start Supplied records

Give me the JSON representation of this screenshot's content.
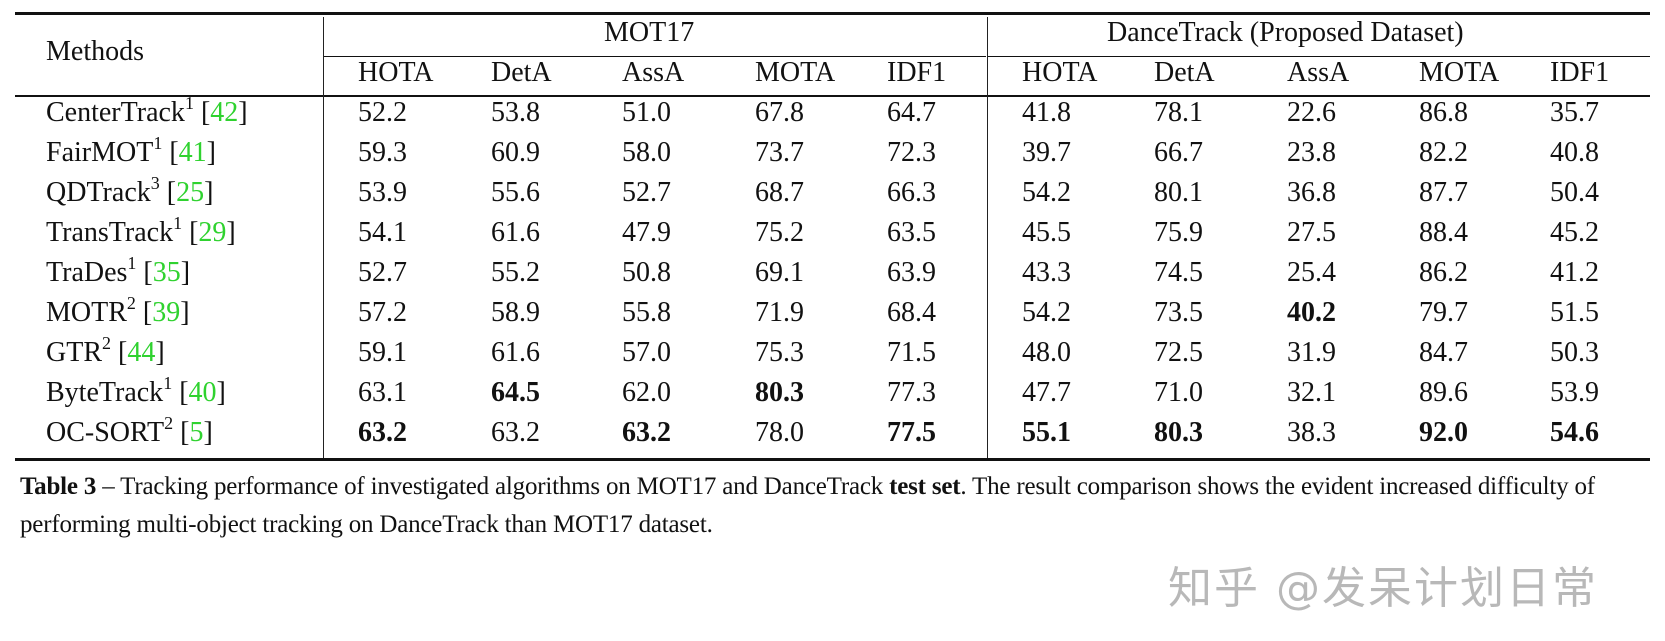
{
  "table": {
    "methods_header": "Methods",
    "groups": [
      {
        "label": "MOT17",
        "columns": [
          "HOTA",
          "DetA",
          "AssA",
          "MOTA",
          "IDF1"
        ]
      },
      {
        "label": "DanceTrack (Proposed Dataset)",
        "columns": [
          "HOTA",
          "DetA",
          "AssA",
          "MOTA",
          "IDF1"
        ]
      }
    ],
    "rows": [
      {
        "method": "CenterTrack",
        "sup": "1",
        "ref": "42",
        "values": [
          "52.2",
          "53.8",
          "51.0",
          "67.8",
          "64.7",
          "41.8",
          "78.1",
          "22.6",
          "86.8",
          "35.7"
        ],
        "bold": []
      },
      {
        "method": "FairMOT",
        "sup": "1",
        "ref": "41",
        "values": [
          "59.3",
          "60.9",
          "58.0",
          "73.7",
          "72.3",
          "39.7",
          "66.7",
          "23.8",
          "82.2",
          "40.8"
        ],
        "bold": []
      },
      {
        "method": "QDTrack",
        "sup": "3",
        "ref": "25",
        "values": [
          "53.9",
          "55.6",
          "52.7",
          "68.7",
          "66.3",
          "54.2",
          "80.1",
          "36.8",
          "87.7",
          "50.4"
        ],
        "bold": []
      },
      {
        "method": "TransTrack",
        "sup": "1",
        "ref": "29",
        "values": [
          "54.1",
          "61.6",
          "47.9",
          "75.2",
          "63.5",
          "45.5",
          "75.9",
          "27.5",
          "88.4",
          "45.2"
        ],
        "bold": []
      },
      {
        "method": "TraDes",
        "sup": "1",
        "ref": "35",
        "values": [
          "52.7",
          "55.2",
          "50.8",
          "69.1",
          "63.9",
          "43.3",
          "74.5",
          "25.4",
          "86.2",
          "41.2"
        ],
        "bold": []
      },
      {
        "method": "MOTR",
        "sup": "2",
        "ref": "39",
        "values": [
          "57.2",
          "58.9",
          "55.8",
          "71.9",
          "68.4",
          "54.2",
          "73.5",
          "40.2",
          "79.7",
          "51.5"
        ],
        "bold": [
          7
        ]
      },
      {
        "method": "GTR",
        "sup": "2",
        "ref": "44",
        "values": [
          "59.1",
          "61.6",
          "57.0",
          "75.3",
          "71.5",
          "48.0",
          "72.5",
          "31.9",
          "84.7",
          "50.3"
        ],
        "bold": []
      },
      {
        "method": "ByteTrack",
        "sup": "1",
        "ref": "40",
        "values": [
          "63.1",
          "64.5",
          "62.0",
          "80.3",
          "77.3",
          "47.7",
          "71.0",
          "32.1",
          "89.6",
          "53.9"
        ],
        "bold": [
          1,
          3
        ]
      },
      {
        "method": "OC-SORT",
        "sup": "2",
        "ref": "5",
        "values": [
          "63.2",
          "63.2",
          "63.2",
          "78.0",
          "77.5",
          "55.1",
          "80.3",
          "38.3",
          "92.0",
          "54.6"
        ],
        "bold": [
          0,
          2,
          4,
          5,
          6,
          8,
          9
        ]
      }
    ]
  },
  "caption": {
    "label": "Table 3",
    "dash": " – ",
    "text_before": "Tracking performance of investigated algorithms on MOT17 and DanceTrack ",
    "bold_phrase": "test set",
    "text_after": ". The result comparison shows the evident increased difficulty of performing multi-object tracking on DanceTrack than MOT17 dataset."
  },
  "watermark": "知乎 @发呆计划日常",
  "colors": {
    "reference_link": "#2fd22f",
    "watermark": "#b8b8b8",
    "text": "#111111"
  }
}
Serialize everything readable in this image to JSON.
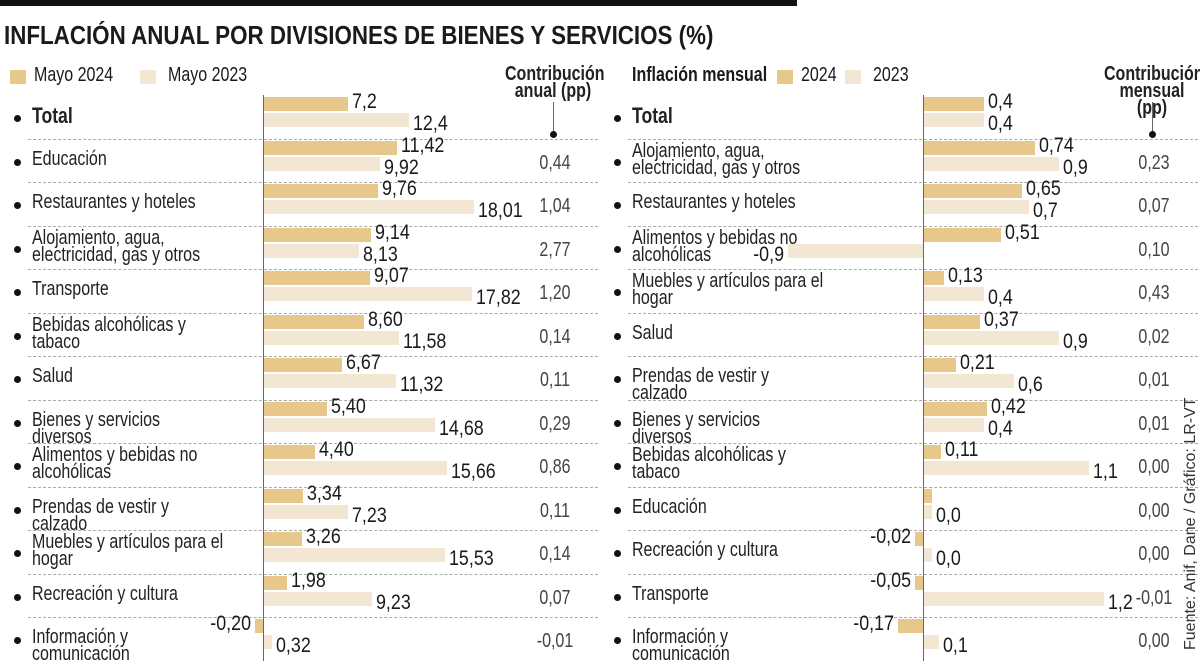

end Supplied records

▸ **Given problem**: Omit the pictures and give the material again, exactly and in full.

▸ **Exercise response**:
Give me the JSON representation of this screenshot's content.
{
  "table": {
    "methods_header": "Methods",
    "groups": [
      {
        "label": "MOT17",
        "columns": [
          "HOTA",
          "DetA",
          "AssA",
          "MOTA",
          "IDF1"
        ]
      },
      {
        "label": "DanceTrack (Proposed Dataset)",
        "columns": [
          "HOTA",
          "DetA",
          "AssA",
          "MOTA",
          "IDF1"
        ]
      }
    ],
    "rows": [
      {
        "method": "CenterTrack",
        "sup": "1",
        "ref": "42",
        "values": [
          "52.2",
          "53.8",
          "51.0",
          "67.8",
          "64.7",
          "41.8",
          "78.1",
          "22.6",
          "86.8",
          "35.7"
        ],
        "bold": []
      },
      {
        "method": "FairMOT",
        "sup": "1",
        "ref": "41",
        "values": [
          "59.3",
          "60.9",
          "58.0",
          "73.7",
          "72.3",
          "39.7",
          "66.7",
          "23.8",
          "82.2",
          "40.8"
        ],
        "bold": []
      },
      {
        "method": "QDTrack",
        "sup": "3",
        "ref": "25",
        "values": [
          "53.9",
          "55.6",
          "52.7",
          "68.7",
          "66.3",
          "54.2",
          "80.1",
          "36.8",
          "87.7",
          "50.4"
        ],
        "bold": []
      },
      {
        "method": "TransTrack",
        "sup": "1",
        "ref": "29",
        "values": [
          "54.1",
          "61.6",
          "47.9",
          "75.2",
          "63.5",
          "45.5",
          "75.9",
          "27.5",
          "88.4",
          "45.2"
        ],
        "bold": []
      },
      {
        "method": "TraDes",
        "sup": "1",
        "ref": "35",
        "values": [
          "52.7",
          "55.2",
          "50.8",
          "69.1",
          "63.9",
          "43.3",
          "74.5",
          "25.4",
          "86.2",
          "41.2"
        ],
        "bold": []
      },
      {
        "method": "MOTR",
        "sup": "2",
        "ref": "39",
        "values": [
          "57.2",
          "58.9",
          "55.8",
          "71.9",
          "68.4",
          "54.2",
          "73.5",
          "40.2",
          "79.7",
          "51.5"
        ],
        "bold": [
          7
        ]
      },
      {
        "method": "GTR",
        "sup": "2",
        "ref": "44",
        "values": [
          "59.1",
          "61.6",
          "57.0",
          "75.3",
          "71.5",
          "48.0",
          "72.5",
          "31.9",
          "84.7",
          "50.3"
        ],
        "bold": []
      },
      {
        "method": "ByteTrack",
        "sup": "1",
        "ref": "40",
        "values": [
          "63.1",
          "64.5",
          "62.0",
          "80.3",
          "77.3",
          "47.7",
          "71.0",
          "32.1",
          "89.6",
          "53.9"
        ],
        "bold": [
          1,
          3
        ]
      },
      {
        "method": "OC-SORT",
        "sup": "2",
        "ref": "5",
        "values": [
          "63.2",
          "63.2",
          "63.2",
          "78.0",
          "77.5",
          "55.1",
          "80.3",
          "38.3",
          "92.0",
          "54.6"
        ],
        "bold": [
          0,
          2,
          4,
          5,
          6,
          8,
          9
        ]
      }
    ]
  },
  "caption": {
    "label": "Table 3",
    "dash": " – ",
    "text_before": "Tracking performance of investigated algorithms on MOT17 and DanceTrack ",
    "bold_phrase": "test set",
    "text_after": ". The result comparison shows the evident increased difficulty of performing multi-object tracking on DanceTrack than MOT17 dataset."
  },
  "watermark": "知乎 @发呆计划日常",
  "colors": {
    "reference_link": "#2fd22f",
    "watermark": "#b8b8b8",
    "text": "#111111"
  }
}
Serialize everything readable in this image to JSON.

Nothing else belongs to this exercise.